_TASK REQUIREMENTS_:
Make an exact copy of the entries below with the pictures removed.

Records from a dataset
============

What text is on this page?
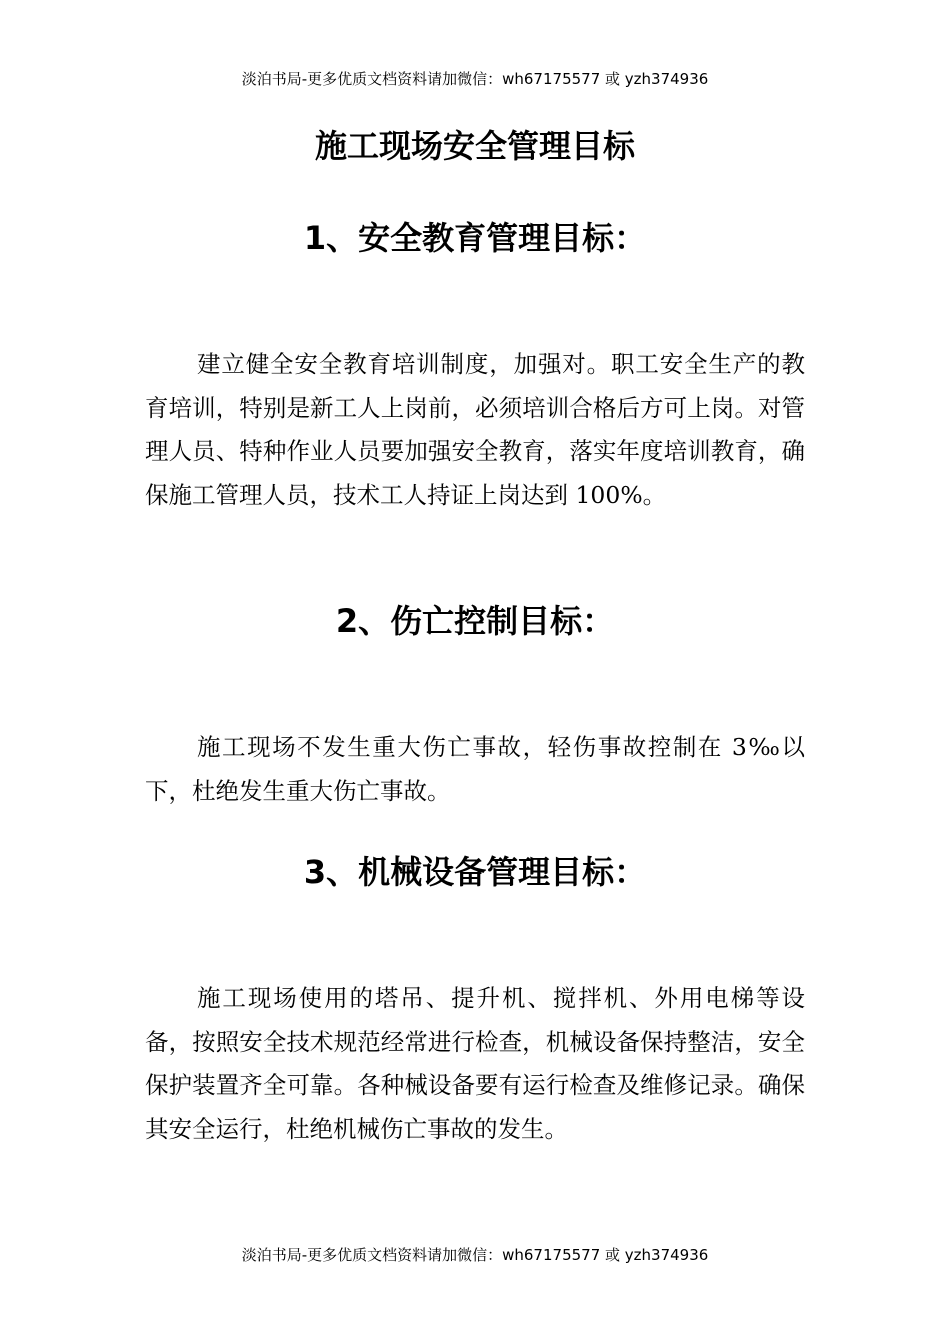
淡泊书局-更多优质文档资料请加微信：wh67175577 或 yzh374936
施工现场安全管理目标
1、安全教育管理目标：

建立健全安全教育培训制度，加强对。职工安全生产的教育培训，特别是新工人上岗前，必须培训合格后方可上岗。对管理人员、特种作业人员要加强安全教育，落实年度培训教育，确保施工管理人员，技术工人持证上岗达到 100%。

2、伤亡控制目标：

施工现场不发生重大伤亡事故，轻伤事故控制在 3‰以下，杜绝发生重大伤亡事故。

3、机械设备管理目标：

施工现场使用的塔吊、提升机、搅拌机、外用电梯等设备，按照安全技术规范经常进行检查，机械设备保持整洁，安全保护装置齐全可靠。各种械设备要有运行检查及维修记录。确保其安全运行，杜绝机械伤亡事故的发生。

淡泊书局-更多优质文档资料请加微信：wh67175577 或 yzh374936
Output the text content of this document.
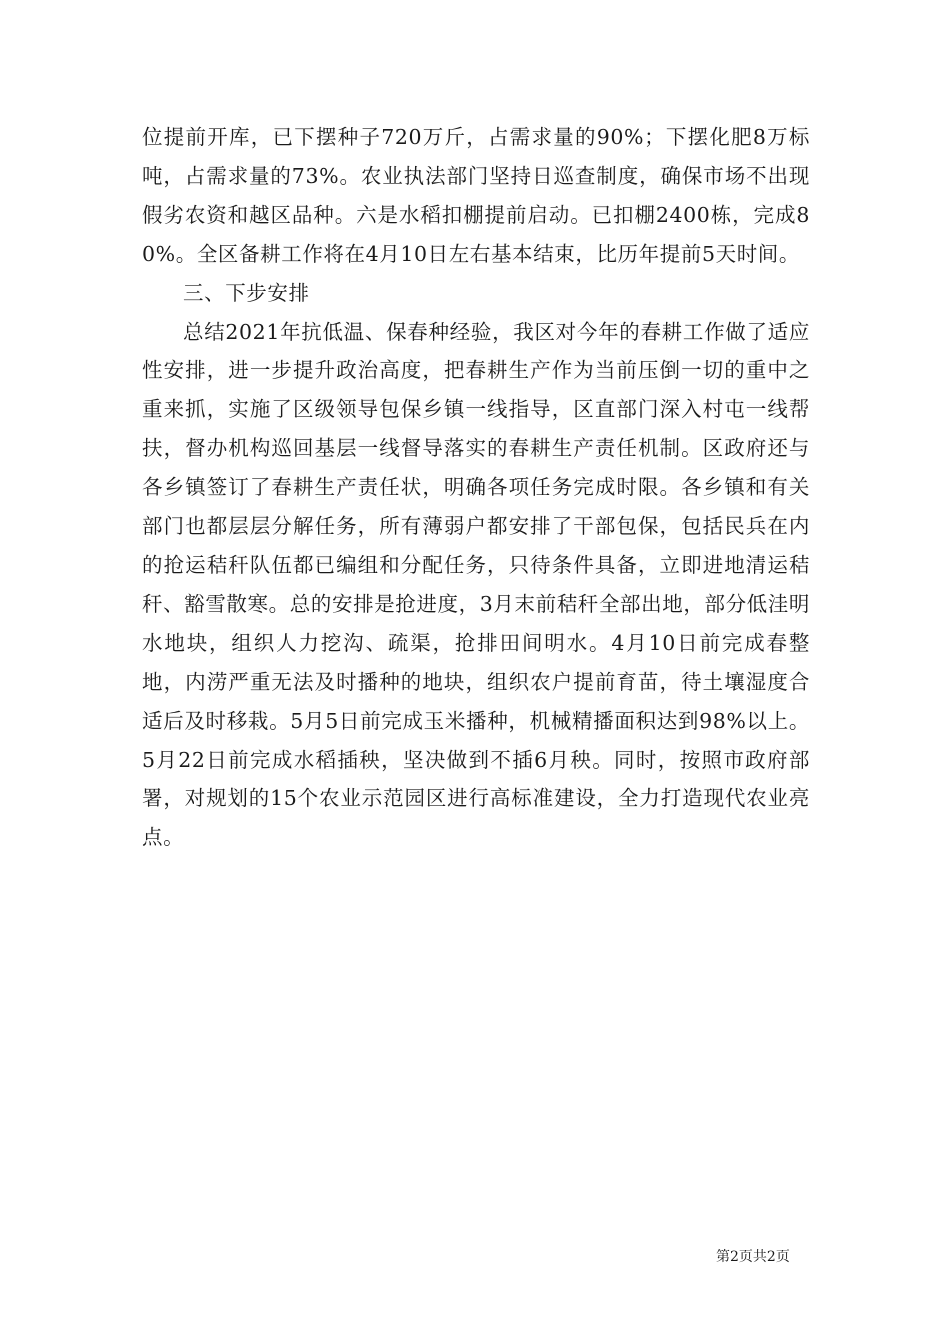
位提前开库，已下摆种子720万斤，占需求量的90%；下摆化肥8万标吨，占需求量的73%。农业执法部门坚持日巡查制度，确保市场不出现假劣农资和越区品种。六是水稻扣棚提前启动。已扣棚2400栋，完成80%。全区备耕工作将在4月10日左右基本结束，比历年提前5天时间。

三、下步安排

总结2021年抗低温、保春种经验，我区对今年的春耕工作做了适应性安排，进一步提升政治高度，把春耕生产作为当前压倒一切的重中之重来抓，实施了区级领导包保乡镇一线指导，区直部门深入村屯一线帮扶，督办机构巡回基层一线督导落实的春耕生产责任机制。区政府还与各乡镇签订了春耕生产责任状，明确各项任务完成时限。各乡镇和有关部门也都层层分解任务，所有薄弱户都安排了干部包保，包括民兵在内的抢运秸秆队伍都已编组和分配任务，只待条件具备，立即进地清运秸秆、豁雪散寒。总的安排是抢进度，3月末前秸秆全部出地，部分低洼明水地块，组织人力挖沟、疏渠，抢排田间明水。4月10日前完成春整地，内涝严重无法及时播种的地块，组织农户提前育苗，待土壤湿度合适后及时移栽。5月5日前完成玉米播种，机械精播面积达到98%以上。5月22日前完成水稻插秧，坚决做到不插6月秧。同时，按照市政府部署，对规划的15个农业示范园区进行高标准建设，全力打造现代农业亮点。

第2页共2页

============

_IN RESPONSE_:
What text is on this page?
淡泊书局-更多优质文档资料请加微信：wh67175577 或 yzh374936
施工现场安全管理目标
1、安全教育管理目标：

建立健全安全教育培训制度，加强对。职工安全生产的教育培训，特别是新工人上岗前，必须培训合格后方可上岗。对管理人员、特种作业人员要加强安全教育，落实年度培训教育，确保施工管理人员，技术工人持证上岗达到 100%。

2、伤亡控制目标：

施工现场不发生重大伤亡事故，轻伤事故控制在 3‰以下，杜绝发生重大伤亡事故。

3、机械设备管理目标：

施工现场使用的塔吊、提升机、搅拌机、外用电梯等设备，按照安全技术规范经常进行检查，机械设备保持整洁，安全保护装置齐全可靠。各种械设备要有运行检查及维修记录。确保其安全运行，杜绝机械伤亡事故的发生。

淡泊书局-更多优质文档资料请加微信：wh67175577 或 yzh374936
Output the text content of this document.
位提前开库，已下摆种子720万斤，占需求量的90%；下摆化肥8万标吨，占需求量的73%。农业执法部门坚持日巡查制度，确保市场不出现假劣农资和越区品种。六是水稻扣棚提前启动。已扣棚2400栋，完成80%。全区备耕工作将在4月10日左右基本结束，比历年提前5天时间。

三、下步安排

总结2021年抗低温、保春种经验，我区对今年的春耕工作做了适应性安排，进一步提升政治高度，把春耕生产作为当前压倒一切的重中之重来抓，实施了区级领导包保乡镇一线指导，区直部门深入村屯一线帮扶，督办机构巡回基层一线督导落实的春耕生产责任机制。区政府还与各乡镇签订了春耕生产责任状，明确各项任务完成时限。各乡镇和有关部门也都层层分解任务，所有薄弱户都安排了干部包保，包括民兵在内的抢运秸秆队伍都已编组和分配任务，只待条件具备，立即进地清运秸秆、豁雪散寒。总的安排是抢进度，3月末前秸秆全部出地，部分低洼明水地块，组织人力挖沟、疏渠，抢排田间明水。4月10日前完成春整地，内涝严重无法及时播种的地块，组织农户提前育苗，待土壤湿度合适后及时移栽。5月5日前完成玉米播种，机械精播面积达到98%以上。5月22日前完成水稻插秧，坚决做到不插6月秧。同时，按照市政府部署，对规划的15个农业示范园区进行高标准建设，全力打造现代农业亮点。

第2页共2页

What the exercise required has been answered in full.